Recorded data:

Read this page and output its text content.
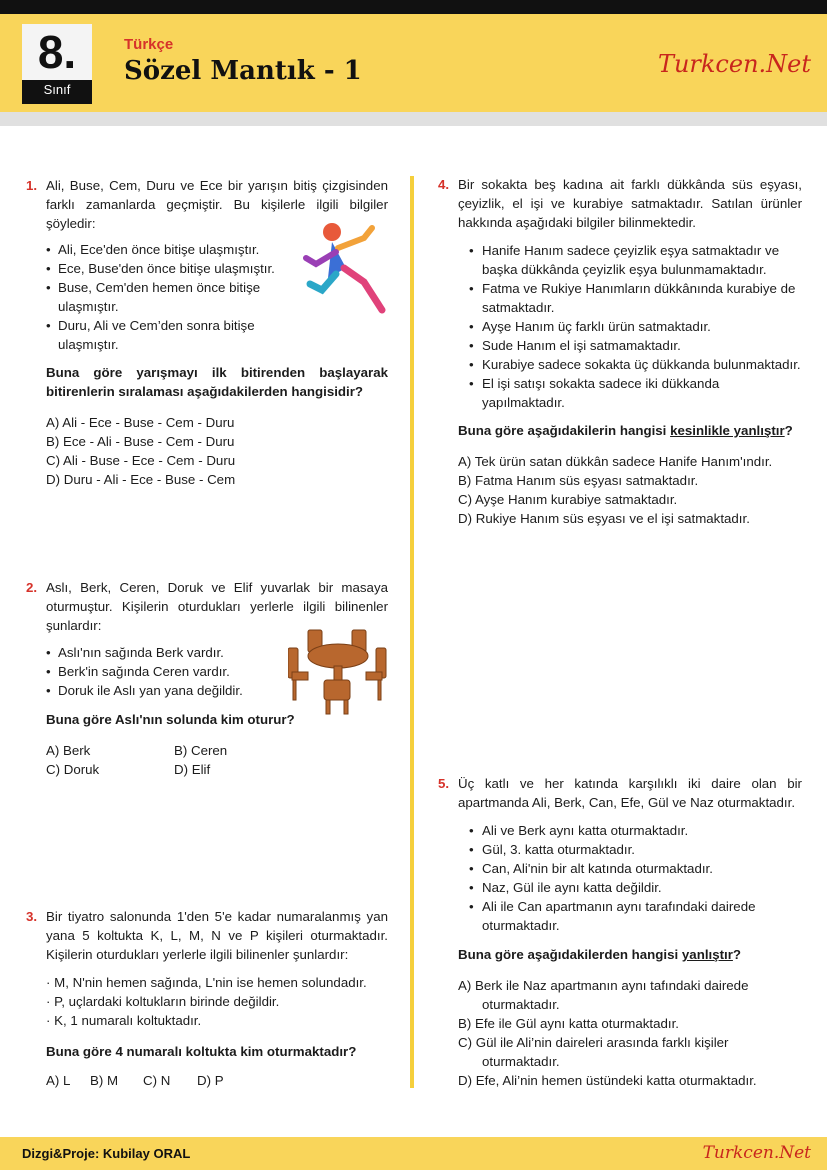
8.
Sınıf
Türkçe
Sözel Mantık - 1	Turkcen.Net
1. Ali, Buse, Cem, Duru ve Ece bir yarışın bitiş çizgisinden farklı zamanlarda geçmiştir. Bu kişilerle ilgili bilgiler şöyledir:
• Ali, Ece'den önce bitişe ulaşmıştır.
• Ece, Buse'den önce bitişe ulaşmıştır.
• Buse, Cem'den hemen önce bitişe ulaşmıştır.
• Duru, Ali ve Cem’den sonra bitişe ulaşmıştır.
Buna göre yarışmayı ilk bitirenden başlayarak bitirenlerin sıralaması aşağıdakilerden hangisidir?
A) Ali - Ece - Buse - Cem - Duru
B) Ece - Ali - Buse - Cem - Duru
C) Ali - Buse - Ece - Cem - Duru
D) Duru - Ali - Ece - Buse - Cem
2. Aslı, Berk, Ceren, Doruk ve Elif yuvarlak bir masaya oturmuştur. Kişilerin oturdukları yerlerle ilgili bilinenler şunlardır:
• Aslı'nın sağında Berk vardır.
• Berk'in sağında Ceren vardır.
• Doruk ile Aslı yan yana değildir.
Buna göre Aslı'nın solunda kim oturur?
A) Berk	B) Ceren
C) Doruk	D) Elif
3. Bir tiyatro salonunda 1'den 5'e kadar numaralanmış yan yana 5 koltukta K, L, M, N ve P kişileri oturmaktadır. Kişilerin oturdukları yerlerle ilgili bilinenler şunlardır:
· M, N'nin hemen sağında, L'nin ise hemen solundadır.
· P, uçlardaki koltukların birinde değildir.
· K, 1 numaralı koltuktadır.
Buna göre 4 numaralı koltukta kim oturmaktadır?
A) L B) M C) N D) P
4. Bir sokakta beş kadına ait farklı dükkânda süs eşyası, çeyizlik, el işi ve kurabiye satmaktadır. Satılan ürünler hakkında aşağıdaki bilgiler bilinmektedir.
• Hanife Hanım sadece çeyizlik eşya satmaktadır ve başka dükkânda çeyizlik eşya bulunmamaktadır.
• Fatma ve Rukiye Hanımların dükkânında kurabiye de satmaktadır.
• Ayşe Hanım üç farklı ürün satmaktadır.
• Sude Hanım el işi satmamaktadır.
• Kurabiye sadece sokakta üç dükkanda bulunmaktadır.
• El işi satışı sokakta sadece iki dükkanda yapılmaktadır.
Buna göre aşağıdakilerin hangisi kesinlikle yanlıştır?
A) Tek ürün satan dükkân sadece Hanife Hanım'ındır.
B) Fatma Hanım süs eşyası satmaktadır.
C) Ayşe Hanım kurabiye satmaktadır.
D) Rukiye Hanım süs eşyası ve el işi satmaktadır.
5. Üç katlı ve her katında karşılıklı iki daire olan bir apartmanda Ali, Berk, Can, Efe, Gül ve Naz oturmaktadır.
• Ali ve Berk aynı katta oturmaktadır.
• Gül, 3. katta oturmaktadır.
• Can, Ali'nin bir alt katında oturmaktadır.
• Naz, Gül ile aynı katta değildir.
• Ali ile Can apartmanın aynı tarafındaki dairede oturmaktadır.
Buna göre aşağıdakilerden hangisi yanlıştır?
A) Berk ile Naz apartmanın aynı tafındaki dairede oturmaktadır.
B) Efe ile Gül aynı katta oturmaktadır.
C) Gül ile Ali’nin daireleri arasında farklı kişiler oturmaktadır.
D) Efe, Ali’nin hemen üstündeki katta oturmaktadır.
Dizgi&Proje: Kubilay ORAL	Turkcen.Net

• Problem details: Nothing but the pictures may be dropped; output the records above exactly.

• Final result:
Read this page and output its text content.
8.
Sınıf
Türkçe
Sözel Mantık - 1	Turkcen.Net
1. Ali, Buse, Cem, Duru ve Ece bir yarışın bitiş çizgisinden farklı zamanlarda geçmiştir. Bu kişilerle ilgili bilgiler şöyledir:
• Ali, Ece'den önce bitişe ulaşmıştır.
• Ece, Buse'den önce bitişe ulaşmıştır.
• Buse, Cem'den hemen önce bitişe ulaşmıştır.
• Duru, Ali ve Cem’den sonra bitişe ulaşmıştır.
Buna göre yarışmayı ilk bitirenden başlayarak bitirenlerin sıralaması aşağıdakilerden hangisidir?
A) Ali - Ece - Buse - Cem - Duru
B) Ece - Ali - Buse - Cem - Duru
C) Ali - Buse - Ece - Cem - Duru
D) Duru - Ali - Ece - Buse - Cem
2. Aslı, Berk, Ceren, Doruk ve Elif yuvarlak bir masaya oturmuştur. Kişilerin oturdukları yerlerle ilgili bilinenler şunlardır:
• Aslı'nın sağında Berk vardır.
• Berk'in sağında Ceren vardır.
• Doruk ile Aslı yan yana değildir.
Buna göre Aslı'nın solunda kim oturur?
A) Berk	B) Ceren
C) Doruk	D) Elif
3. Bir tiyatro salonunda 1'den 5'e kadar numaralanmış yan yana 5 koltukta K, L, M, N ve P kişileri oturmaktadır. Kişilerin oturdukları yerlerle ilgili bilinenler şunlardır:
· M, N'nin hemen sağında, L'nin ise hemen solundadır.
· P, uçlardaki koltukların birinde değildir.
· K, 1 numaralı koltuktadır.
Buna göre 4 numaralı koltukta kim oturmaktadır?
A) L B) M C) N D) P
4. Bir sokakta beş kadına ait farklı dükkânda süs eşyası, çeyizlik, el işi ve kurabiye satmaktadır. Satılan ürünler hakkında aşağıdaki bilgiler bilinmektedir.
• Hanife Hanım sadece çeyizlik eşya satmaktadır ve başka dükkânda çeyizlik eşya bulunmamaktadır.
• Fatma ve Rukiye Hanımların dükkânında kurabiye de satmaktadır.
• Ayşe Hanım üç farklı ürün satmaktadır.
• Sude Hanım el işi satmamaktadır.
• Kurabiye sadece sokakta üç dükkanda bulunmaktadır.
• El işi satışı sokakta sadece iki dükkanda yapılmaktadır.
Buna göre aşağıdakilerin hangisi kesinlikle yanlıştır?
A) Tek ürün satan dükkân sadece Hanife Hanım'ındır.
B) Fatma Hanım süs eşyası satmaktadır.
C) Ayşe Hanım kurabiye satmaktadır.
D) Rukiye Hanım süs eşyası ve el işi satmaktadır.
5. Üç katlı ve her katında karşılıklı iki daire olan bir apartmanda Ali, Berk, Can, Efe, Gül ve Naz oturmaktadır.
• Ali ve Berk aynı katta oturmaktadır.
• Gül, 3. katta oturmaktadır.
• Can, Ali'nin bir alt katında oturmaktadır.
• Naz, Gül ile aynı katta değildir.
• Ali ile Can apartmanın aynı tarafındaki dairede oturmaktadır.
Buna göre aşağıdakilerden hangisi yanlıştır?
A) Berk ile Naz apartmanın aynı tafındaki dairede oturmaktadır.
B) Efe ile Gül aynı katta oturmaktadır.
C) Gül ile Ali’nin daireleri arasında farklı kişiler oturmaktadır.
D) Efe, Ali’nin hemen üstündeki katta oturmaktadır.
Dizgi&Proje: Kubilay ORAL	Turkcen.Net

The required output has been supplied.